— START Records to process —

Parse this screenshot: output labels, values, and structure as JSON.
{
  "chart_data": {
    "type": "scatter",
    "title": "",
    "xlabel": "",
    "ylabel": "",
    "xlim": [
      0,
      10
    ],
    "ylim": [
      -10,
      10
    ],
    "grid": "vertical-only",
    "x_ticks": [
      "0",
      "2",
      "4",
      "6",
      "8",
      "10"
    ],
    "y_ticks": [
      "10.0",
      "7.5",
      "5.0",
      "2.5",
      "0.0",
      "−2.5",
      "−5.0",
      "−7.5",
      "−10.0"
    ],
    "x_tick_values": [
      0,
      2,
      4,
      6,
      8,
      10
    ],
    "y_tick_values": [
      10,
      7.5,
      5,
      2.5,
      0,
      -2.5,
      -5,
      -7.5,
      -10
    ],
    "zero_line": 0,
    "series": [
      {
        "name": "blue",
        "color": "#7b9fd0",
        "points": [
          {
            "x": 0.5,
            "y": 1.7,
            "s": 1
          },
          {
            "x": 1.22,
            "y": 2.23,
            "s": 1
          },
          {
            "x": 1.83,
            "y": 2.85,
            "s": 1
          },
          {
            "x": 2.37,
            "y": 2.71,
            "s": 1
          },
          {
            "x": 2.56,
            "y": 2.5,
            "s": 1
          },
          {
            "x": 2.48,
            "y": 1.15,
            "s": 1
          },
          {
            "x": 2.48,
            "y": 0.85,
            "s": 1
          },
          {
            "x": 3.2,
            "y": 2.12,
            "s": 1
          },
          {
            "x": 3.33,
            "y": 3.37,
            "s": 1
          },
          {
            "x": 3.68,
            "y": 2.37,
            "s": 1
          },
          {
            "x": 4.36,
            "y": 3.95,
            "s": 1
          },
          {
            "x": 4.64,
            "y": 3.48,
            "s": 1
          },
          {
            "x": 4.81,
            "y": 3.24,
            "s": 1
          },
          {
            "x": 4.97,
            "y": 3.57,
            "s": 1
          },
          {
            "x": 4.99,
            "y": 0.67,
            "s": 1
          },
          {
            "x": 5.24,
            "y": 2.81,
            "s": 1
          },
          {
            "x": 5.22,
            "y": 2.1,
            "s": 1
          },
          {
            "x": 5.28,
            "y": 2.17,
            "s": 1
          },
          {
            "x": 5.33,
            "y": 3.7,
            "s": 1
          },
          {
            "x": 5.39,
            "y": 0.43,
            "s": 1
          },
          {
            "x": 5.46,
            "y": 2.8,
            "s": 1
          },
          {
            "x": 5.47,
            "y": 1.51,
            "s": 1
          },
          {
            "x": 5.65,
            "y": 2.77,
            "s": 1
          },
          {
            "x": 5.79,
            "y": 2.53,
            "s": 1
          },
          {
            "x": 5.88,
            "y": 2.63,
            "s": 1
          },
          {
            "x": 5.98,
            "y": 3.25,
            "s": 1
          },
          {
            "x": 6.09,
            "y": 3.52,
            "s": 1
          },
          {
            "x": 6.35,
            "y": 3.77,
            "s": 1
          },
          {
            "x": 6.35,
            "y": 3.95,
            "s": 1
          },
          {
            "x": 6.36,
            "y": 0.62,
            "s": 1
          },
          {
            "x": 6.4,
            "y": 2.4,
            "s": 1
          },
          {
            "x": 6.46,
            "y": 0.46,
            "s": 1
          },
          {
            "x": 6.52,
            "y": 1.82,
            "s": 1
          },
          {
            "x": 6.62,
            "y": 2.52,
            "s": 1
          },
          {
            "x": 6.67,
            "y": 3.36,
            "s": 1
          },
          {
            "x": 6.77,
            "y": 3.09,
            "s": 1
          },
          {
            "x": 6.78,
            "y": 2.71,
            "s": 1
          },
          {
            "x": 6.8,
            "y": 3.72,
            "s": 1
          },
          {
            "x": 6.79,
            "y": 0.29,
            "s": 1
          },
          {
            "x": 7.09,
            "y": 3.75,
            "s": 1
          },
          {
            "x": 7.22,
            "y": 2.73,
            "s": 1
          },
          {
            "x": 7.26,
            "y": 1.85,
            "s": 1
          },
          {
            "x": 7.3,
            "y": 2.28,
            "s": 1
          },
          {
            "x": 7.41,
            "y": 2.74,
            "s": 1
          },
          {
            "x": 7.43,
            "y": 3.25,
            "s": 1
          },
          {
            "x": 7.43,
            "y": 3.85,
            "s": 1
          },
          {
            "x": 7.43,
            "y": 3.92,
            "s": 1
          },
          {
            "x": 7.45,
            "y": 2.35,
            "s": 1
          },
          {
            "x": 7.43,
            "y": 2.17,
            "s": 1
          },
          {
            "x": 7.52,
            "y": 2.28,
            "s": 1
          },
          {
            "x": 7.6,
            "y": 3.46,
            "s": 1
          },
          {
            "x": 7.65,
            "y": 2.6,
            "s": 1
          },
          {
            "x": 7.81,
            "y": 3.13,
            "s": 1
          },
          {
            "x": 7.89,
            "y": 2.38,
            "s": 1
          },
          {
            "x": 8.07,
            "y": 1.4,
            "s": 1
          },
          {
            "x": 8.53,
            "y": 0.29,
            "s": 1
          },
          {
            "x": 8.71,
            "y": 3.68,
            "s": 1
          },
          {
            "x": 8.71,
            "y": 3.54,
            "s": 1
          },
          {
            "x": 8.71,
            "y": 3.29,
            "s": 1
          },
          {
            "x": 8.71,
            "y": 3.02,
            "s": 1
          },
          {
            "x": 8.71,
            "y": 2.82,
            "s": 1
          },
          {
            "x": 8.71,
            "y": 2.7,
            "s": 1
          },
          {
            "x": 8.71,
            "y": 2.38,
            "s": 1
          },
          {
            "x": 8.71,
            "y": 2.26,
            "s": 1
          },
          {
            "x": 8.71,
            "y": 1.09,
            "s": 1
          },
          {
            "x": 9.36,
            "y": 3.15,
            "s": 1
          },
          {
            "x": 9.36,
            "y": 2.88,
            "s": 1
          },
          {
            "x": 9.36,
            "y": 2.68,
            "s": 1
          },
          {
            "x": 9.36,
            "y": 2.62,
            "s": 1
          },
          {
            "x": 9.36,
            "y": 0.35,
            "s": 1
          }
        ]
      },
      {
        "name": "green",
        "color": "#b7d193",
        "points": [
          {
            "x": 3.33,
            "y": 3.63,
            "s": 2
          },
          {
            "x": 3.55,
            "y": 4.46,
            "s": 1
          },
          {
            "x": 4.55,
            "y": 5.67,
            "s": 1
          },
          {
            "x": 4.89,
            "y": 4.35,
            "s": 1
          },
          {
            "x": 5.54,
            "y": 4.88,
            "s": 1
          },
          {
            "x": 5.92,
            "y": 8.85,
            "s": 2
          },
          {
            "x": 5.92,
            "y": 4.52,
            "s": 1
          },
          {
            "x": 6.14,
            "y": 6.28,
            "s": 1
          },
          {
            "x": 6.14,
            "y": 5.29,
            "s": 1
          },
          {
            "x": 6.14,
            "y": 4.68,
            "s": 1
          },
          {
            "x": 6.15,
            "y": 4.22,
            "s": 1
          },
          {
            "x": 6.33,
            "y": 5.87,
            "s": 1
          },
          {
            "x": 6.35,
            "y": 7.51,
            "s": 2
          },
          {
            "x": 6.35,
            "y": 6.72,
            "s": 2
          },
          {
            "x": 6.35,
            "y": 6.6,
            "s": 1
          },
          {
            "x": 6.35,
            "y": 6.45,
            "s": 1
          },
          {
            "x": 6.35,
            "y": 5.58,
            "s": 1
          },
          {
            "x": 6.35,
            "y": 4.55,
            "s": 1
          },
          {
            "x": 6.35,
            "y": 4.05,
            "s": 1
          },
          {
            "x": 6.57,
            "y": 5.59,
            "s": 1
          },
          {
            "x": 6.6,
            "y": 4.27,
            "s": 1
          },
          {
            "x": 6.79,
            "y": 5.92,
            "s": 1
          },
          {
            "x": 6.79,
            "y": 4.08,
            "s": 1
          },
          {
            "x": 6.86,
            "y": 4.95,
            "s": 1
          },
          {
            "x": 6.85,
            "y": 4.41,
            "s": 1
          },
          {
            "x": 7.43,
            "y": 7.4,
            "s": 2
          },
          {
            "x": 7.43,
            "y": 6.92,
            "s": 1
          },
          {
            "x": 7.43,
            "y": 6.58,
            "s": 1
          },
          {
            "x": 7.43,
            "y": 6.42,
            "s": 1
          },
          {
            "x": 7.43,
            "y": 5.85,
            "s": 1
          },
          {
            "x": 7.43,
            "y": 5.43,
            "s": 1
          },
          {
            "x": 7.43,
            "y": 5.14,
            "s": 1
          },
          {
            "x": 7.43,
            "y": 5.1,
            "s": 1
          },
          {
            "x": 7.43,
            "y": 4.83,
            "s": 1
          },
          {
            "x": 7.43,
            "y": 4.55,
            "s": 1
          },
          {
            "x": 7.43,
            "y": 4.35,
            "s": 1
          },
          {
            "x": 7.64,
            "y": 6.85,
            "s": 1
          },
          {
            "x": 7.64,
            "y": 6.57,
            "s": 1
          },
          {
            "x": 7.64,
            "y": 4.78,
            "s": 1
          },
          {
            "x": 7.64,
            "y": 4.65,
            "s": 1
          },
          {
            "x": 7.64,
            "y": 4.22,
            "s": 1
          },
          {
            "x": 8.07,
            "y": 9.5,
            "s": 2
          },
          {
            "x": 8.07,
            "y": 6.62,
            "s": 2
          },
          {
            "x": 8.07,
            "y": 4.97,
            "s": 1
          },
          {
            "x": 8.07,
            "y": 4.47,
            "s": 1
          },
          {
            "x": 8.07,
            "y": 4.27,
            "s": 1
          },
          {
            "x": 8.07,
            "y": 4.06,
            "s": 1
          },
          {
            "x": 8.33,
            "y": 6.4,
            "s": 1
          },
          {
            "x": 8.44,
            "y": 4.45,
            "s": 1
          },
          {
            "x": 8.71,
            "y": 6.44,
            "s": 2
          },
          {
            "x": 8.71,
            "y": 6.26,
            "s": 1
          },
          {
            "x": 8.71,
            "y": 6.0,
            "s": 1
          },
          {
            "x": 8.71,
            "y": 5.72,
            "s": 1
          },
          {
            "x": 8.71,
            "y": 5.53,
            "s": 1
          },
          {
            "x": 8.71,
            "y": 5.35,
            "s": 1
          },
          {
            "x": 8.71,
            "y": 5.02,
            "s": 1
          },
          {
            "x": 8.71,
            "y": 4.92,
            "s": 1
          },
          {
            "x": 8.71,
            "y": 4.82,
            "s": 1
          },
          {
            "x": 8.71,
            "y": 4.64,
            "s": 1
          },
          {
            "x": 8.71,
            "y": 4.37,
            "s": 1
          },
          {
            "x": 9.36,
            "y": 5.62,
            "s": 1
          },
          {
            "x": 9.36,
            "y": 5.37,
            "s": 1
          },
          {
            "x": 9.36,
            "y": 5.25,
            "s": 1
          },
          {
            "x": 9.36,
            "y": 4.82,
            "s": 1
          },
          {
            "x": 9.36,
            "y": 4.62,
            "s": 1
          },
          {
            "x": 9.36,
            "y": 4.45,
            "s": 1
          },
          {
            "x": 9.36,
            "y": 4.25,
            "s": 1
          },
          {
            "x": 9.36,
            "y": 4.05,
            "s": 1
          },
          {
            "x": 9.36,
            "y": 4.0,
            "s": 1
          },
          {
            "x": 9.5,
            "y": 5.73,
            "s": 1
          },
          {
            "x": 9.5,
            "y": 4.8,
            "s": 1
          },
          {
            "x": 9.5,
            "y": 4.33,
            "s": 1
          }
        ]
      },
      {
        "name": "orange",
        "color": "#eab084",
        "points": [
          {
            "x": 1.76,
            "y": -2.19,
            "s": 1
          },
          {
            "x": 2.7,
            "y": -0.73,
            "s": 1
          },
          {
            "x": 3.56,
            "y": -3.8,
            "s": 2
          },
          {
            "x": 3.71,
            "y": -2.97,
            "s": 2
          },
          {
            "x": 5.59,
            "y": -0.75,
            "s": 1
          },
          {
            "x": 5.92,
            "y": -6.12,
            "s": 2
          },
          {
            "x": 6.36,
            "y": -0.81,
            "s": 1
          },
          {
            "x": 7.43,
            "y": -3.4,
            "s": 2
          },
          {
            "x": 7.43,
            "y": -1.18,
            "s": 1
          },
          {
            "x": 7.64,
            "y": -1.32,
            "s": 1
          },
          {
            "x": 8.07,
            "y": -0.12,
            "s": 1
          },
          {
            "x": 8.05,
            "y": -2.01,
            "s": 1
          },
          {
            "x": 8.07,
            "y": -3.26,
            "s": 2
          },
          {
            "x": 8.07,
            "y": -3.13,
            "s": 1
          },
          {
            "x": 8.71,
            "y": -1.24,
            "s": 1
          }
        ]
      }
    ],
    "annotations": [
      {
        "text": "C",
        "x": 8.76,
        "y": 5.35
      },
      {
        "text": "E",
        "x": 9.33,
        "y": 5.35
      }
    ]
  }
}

— END Records to process —

From the data above, gather every line that includes the word "color".

**Exercise solution**
        "color": "#7b9fd0",
        "color": "#b7d193",
        "color": "#eab084",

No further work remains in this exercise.